What you should do:
Only the lines containing "title" belong in the answer; find them in the material below.
- - - - - - -
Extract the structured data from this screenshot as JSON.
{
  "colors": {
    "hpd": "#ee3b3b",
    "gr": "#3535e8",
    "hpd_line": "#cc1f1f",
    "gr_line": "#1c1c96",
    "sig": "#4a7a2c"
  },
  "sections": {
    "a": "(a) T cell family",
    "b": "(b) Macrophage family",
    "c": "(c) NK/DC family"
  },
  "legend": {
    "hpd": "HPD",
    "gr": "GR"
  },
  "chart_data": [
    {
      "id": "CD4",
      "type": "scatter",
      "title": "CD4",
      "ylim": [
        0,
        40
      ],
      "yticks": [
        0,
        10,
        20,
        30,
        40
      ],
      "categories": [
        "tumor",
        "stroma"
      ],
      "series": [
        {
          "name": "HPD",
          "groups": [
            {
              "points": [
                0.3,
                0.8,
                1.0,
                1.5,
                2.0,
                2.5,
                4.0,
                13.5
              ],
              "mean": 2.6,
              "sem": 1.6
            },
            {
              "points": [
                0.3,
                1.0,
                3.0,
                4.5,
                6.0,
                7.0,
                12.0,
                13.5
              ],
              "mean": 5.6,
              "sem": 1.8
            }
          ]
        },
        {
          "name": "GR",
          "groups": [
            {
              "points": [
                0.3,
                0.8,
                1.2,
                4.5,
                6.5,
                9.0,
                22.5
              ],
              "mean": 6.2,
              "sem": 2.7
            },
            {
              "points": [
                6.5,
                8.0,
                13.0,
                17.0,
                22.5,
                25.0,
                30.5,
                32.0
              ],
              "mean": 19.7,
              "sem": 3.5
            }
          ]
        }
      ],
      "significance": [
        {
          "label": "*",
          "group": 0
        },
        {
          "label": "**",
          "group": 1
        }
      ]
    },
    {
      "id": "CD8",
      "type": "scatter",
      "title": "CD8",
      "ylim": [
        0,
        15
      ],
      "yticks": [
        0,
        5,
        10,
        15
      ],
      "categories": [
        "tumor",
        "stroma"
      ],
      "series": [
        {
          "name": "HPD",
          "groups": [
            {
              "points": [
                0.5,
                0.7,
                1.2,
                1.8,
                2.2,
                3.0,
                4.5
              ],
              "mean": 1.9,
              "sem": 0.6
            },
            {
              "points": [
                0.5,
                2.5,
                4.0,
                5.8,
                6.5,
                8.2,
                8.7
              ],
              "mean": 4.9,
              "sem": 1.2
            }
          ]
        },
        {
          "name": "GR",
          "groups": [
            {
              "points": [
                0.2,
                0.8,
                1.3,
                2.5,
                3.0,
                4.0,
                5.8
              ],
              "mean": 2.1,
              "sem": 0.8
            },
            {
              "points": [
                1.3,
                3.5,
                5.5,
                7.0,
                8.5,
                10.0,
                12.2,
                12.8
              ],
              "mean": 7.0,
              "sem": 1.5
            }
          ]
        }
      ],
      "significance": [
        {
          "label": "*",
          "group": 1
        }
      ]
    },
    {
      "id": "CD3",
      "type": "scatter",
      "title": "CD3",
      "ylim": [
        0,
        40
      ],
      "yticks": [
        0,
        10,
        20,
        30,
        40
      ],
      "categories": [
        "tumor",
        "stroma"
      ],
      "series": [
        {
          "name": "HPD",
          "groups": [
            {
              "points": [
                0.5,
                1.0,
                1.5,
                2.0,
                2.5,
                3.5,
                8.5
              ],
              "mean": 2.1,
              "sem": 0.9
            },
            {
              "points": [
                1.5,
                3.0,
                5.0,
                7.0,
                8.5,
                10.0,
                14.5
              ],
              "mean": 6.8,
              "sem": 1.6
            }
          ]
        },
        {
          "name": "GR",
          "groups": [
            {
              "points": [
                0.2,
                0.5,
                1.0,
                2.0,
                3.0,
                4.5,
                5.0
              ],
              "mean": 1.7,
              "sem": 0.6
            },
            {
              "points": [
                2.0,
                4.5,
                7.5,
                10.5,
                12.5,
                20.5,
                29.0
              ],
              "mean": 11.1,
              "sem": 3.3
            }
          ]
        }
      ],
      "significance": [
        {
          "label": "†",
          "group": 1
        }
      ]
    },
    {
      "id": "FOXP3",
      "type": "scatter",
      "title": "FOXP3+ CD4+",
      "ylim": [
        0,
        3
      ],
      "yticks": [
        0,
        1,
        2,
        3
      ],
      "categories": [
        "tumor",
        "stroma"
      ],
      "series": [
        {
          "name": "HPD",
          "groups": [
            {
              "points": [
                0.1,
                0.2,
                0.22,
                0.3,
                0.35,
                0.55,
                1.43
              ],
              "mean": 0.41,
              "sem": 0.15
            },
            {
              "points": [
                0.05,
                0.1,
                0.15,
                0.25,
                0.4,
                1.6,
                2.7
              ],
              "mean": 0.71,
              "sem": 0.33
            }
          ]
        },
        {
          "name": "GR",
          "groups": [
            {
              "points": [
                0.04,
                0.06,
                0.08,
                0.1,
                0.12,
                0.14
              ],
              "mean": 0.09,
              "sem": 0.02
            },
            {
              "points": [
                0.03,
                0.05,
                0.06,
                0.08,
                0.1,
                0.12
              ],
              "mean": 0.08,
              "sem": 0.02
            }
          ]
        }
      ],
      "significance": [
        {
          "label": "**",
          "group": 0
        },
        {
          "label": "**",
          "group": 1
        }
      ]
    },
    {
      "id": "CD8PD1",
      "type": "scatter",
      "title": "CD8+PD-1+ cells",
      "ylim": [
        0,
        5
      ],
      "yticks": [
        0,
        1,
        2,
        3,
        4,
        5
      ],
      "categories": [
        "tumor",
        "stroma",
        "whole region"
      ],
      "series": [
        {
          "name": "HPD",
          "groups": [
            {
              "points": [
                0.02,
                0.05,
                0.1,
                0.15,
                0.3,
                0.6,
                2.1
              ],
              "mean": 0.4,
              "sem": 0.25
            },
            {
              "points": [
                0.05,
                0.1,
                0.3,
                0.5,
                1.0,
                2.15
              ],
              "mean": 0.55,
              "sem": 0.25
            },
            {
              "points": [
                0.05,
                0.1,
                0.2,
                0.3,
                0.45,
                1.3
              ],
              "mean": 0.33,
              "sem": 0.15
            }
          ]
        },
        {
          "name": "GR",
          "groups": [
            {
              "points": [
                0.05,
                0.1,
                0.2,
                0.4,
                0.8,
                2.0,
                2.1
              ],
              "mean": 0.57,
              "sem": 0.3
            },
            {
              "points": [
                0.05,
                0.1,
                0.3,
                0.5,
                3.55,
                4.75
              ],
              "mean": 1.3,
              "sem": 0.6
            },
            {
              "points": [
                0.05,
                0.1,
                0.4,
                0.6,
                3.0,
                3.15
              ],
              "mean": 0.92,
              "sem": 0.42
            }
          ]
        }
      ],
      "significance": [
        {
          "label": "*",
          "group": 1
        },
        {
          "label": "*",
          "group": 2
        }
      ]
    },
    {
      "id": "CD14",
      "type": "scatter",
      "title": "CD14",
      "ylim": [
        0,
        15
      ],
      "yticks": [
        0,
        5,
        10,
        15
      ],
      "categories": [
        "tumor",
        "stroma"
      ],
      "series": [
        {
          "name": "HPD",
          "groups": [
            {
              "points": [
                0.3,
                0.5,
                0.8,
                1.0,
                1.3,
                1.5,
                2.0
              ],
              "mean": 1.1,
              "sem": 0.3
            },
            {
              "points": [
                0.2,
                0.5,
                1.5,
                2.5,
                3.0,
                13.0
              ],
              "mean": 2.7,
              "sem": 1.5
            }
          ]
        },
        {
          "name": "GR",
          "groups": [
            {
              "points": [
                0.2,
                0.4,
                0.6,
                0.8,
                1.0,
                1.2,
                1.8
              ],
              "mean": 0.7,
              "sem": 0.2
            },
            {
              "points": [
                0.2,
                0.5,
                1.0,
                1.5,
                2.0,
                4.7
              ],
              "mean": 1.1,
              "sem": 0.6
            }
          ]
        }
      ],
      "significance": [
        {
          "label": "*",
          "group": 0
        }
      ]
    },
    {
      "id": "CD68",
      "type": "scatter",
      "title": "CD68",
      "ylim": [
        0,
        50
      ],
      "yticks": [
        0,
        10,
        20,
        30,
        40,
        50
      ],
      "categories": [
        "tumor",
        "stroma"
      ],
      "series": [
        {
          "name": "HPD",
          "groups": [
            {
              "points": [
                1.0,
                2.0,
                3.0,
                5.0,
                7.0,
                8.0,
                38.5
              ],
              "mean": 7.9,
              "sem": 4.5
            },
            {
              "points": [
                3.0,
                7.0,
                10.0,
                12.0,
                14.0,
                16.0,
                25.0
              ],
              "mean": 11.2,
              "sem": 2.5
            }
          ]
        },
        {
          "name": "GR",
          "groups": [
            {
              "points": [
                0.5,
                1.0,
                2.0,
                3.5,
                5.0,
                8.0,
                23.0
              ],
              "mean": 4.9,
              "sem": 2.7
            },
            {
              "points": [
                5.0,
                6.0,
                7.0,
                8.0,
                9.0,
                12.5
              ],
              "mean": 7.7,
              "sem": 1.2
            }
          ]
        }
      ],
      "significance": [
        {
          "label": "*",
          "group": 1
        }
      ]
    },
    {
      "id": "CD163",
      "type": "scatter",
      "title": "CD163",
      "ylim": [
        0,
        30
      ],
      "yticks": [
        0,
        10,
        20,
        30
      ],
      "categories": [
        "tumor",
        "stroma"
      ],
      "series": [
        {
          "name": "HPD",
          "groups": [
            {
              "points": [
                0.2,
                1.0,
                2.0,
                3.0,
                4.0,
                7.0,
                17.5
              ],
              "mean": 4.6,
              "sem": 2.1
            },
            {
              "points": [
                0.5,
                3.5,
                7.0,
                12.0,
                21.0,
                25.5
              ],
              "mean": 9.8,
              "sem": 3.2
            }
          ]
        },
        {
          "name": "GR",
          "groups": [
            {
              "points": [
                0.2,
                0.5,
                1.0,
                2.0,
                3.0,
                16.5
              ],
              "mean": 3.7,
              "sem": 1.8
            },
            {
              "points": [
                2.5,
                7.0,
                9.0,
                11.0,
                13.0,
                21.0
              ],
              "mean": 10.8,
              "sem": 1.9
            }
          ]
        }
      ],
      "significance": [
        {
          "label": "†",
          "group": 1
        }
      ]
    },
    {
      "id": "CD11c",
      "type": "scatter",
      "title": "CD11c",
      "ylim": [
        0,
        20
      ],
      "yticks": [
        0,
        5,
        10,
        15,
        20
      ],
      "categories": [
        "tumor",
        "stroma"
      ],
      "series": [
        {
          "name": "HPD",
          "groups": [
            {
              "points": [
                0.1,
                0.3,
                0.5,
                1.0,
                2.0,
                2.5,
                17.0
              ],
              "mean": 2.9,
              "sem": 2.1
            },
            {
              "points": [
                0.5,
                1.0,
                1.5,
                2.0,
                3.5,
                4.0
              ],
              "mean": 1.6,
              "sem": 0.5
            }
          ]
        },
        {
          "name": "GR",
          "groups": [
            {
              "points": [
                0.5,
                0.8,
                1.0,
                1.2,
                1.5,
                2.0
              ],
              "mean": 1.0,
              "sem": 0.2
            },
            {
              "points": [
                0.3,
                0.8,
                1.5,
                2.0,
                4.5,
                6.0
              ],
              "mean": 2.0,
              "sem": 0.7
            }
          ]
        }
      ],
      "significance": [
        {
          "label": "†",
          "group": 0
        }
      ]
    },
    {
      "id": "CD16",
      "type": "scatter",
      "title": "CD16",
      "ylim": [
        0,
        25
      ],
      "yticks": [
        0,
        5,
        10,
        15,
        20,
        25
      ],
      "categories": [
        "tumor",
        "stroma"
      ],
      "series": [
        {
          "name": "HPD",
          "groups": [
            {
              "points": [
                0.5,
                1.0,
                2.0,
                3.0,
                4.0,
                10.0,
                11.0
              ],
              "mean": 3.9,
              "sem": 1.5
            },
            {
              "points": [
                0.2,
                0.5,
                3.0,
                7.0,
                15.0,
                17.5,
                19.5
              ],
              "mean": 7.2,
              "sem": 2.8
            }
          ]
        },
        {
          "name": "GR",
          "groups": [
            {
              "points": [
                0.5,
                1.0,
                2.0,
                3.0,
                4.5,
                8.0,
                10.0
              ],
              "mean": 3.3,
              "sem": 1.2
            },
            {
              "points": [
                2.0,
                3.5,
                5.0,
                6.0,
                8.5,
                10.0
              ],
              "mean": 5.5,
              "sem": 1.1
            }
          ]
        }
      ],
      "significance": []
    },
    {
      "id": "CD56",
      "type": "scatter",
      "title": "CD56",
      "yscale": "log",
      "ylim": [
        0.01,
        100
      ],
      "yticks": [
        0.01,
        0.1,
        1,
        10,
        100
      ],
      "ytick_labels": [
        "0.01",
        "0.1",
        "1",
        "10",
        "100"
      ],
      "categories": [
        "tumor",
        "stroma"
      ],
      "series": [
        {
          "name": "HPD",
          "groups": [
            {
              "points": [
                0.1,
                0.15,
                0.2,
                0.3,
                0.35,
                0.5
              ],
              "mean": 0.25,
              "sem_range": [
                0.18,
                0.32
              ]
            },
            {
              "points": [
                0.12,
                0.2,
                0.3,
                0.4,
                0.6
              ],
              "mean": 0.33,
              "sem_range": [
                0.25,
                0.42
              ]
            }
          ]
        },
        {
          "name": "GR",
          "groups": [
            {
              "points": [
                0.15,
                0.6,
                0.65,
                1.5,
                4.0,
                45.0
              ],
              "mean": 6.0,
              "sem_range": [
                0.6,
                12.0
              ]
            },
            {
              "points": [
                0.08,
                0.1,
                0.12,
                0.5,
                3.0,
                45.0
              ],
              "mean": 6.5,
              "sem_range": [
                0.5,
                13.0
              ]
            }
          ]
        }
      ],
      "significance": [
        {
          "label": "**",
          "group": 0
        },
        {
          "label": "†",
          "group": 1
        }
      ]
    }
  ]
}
- - - - - - -
Answer space:
      "title": "CD4",
      "title": "CD8",
      "title": "CD3",
      "title": "FOXP3+ CD4+",
      "title": "CD8+PD-1+ cells",
      "title": "CD14",
      "title": "CD68",
      "title": "CD163",
      "title": "CD11c",
      "title": "CD16",
      "title": "CD56",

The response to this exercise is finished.